- **やること**
ザッケローニ監督時代の日本代表についての文章を、一字一句変えずに最初から最後まで書き写してください。
*** 文書の一部 ***
1397日と、四年間に及ぶザッケローニ監督下の代表サッカーの道中は余りに劇的で、そして、最後は失望の中、興奮の余韻とともに静かに収束していったように思います。誰もが代表のサッカーに望むことはチームの勝利であり、最初に設定した最終目標として、ワ−ルドカップでの成果を果たせなかったという点でザッケローニ監督は任務を全うできなかった、ということになります。
そういう意味でザッケローニ監督は岡田監督と対照的だと言えるかもしれません。岡田監督の勇退後、就任当時、イタリア人監督ということで守備的な戦術になるのかと僕は思っていました。しかし、それはサッカーの潮流と日本人の気質とを理解し、ポゼッションを基調とした攻めのサッカーであり、勿論相手によってカウンター重視等の策を取りましたが、監督に寄る自チームと相手チームの分析が卓越していたためにそれら戦術が見事に嵌まっていたように思います。アルゼンチン戦や遠征でのフランス戦等では特にそのことを意識させられたし、アジアカップで交代選手達が次々活躍するというのも、選手のコンディションや戦況を見る目が卓越していたことによるものだと思います(皮肉にも、最後のW杯では日本チームの個性を出す事を主軸に、信頼を寄せ続けたプレイヤーに信じて使いつづけたことが敗因となってしまいましたが)。試合を通じチームプレイの中で選手個人の成長の意義を説き、選手に欧州への進路を指し示したその功績は忘れてはいけないと思います。個人的に、ザッケローニ監督のサッカーは本当に興奮の連続で、上手く嵌まればどのチームにも勝つ事が出来るのではないかと、観戦の喜びをくれたように思います。
*** 元データ ***
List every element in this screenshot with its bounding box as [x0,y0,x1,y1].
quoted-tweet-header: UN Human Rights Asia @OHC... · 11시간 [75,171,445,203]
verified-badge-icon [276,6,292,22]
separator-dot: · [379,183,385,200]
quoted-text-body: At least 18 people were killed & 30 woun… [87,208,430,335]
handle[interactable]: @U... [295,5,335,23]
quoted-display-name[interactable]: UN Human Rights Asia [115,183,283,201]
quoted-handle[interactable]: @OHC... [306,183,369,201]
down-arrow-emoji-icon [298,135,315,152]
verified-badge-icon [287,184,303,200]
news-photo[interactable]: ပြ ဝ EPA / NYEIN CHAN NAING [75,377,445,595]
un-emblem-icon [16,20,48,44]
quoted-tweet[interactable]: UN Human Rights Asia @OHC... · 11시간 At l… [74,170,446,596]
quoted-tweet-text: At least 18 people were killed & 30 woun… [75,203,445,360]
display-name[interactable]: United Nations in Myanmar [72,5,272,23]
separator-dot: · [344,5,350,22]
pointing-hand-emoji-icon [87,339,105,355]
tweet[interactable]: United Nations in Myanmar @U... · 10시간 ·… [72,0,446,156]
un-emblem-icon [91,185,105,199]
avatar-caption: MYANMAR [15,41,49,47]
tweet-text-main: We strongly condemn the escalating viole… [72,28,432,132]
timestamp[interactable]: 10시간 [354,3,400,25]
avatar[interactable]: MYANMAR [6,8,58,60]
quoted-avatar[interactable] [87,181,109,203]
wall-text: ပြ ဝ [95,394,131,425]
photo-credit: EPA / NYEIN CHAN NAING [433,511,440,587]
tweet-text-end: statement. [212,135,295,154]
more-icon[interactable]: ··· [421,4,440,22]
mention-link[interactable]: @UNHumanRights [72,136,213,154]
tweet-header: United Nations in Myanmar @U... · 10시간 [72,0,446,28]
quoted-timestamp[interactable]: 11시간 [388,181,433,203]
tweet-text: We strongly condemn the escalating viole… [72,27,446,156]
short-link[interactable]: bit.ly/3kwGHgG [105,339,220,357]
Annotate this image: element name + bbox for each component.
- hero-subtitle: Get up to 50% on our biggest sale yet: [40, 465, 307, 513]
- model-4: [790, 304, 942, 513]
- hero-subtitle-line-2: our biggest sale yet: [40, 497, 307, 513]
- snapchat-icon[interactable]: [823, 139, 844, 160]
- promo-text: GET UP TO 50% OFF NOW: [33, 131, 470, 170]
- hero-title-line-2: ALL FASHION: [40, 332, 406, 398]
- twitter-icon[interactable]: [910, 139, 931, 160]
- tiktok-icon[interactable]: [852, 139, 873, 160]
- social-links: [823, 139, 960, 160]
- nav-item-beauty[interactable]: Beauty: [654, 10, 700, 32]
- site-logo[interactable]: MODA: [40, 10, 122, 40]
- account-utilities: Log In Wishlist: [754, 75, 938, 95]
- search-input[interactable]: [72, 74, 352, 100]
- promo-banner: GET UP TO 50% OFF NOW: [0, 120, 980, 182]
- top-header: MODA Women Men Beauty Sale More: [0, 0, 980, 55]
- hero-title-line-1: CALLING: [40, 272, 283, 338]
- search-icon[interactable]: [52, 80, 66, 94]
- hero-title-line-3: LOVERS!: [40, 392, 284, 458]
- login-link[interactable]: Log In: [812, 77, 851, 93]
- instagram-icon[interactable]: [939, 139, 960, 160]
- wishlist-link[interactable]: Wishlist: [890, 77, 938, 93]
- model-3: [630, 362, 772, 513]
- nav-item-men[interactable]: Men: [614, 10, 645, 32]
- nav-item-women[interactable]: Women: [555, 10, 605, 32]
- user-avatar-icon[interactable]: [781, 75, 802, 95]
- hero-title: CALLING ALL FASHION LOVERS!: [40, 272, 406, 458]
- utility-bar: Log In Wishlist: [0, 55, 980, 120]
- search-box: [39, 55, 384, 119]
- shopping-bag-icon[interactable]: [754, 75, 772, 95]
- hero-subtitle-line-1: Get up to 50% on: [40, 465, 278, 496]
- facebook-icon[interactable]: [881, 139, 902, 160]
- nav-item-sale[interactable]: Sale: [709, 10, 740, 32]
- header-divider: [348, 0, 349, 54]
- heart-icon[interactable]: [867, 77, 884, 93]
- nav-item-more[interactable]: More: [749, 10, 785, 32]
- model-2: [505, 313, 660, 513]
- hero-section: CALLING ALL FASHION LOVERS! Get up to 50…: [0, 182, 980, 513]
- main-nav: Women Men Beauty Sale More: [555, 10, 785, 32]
***
- **実行結果**
1397日と、四年間に及ぶザッケローニ監督下の代表サッカーの道中は余りに劇的で、そして、最後は失望の中、興奮の余韻とともに静かに収束していったように思います。誰もが代表のサッカーに望むことはチームの勝利であり、最初に設定した最終目標として、ワ−ルドカップでの成果を果たせなかったという点でザッケローニ監督は任務を全うできなかった、ということになります。
そういう意味でザッケローニ監督は岡田監督と対照的だと言えるかもしれません。岡田監督の勇退後、就任当時、イタリア人監督ということで守備的な戦術になるのかと僕は思っていました。しかし、それはサッカーの潮流と日本人の気質とを理解し、ポゼッションを基調とした攻めのサッカーであり、勿論相手によってカウンター重視等の策を取りましたが、監督に寄る自チームと相手チームの分析が卓越していたためにそれら戦術が見事に嵌まっていたように思います。アルゼンチン戦や遠征でのフランス戦等では特にそのことを意識させられたし、アジアカップで交代選手達が次々活躍するというのも、選手のコンディションや戦況を見る目が卓越していたことによるものだと思います(皮肉にも、最後のW杯では日本チームの個性を出す事を主軸に、信頼を寄せ続けたプレイヤーに信じて使いつづけたことが敗因となってしまいましたが)。試合を通じチームプレイの中で選手個人の成長の意義を説き、選手に欧州への進路を指し示したその功績は忘れてはいけないと思います。個人的に、ザッケローニ監督のサッカーは本当に興奮の連続で、上手く嵌まればどのチームにも勝つ事が出来るのではないかと、観戦の喜びをくれたように思います。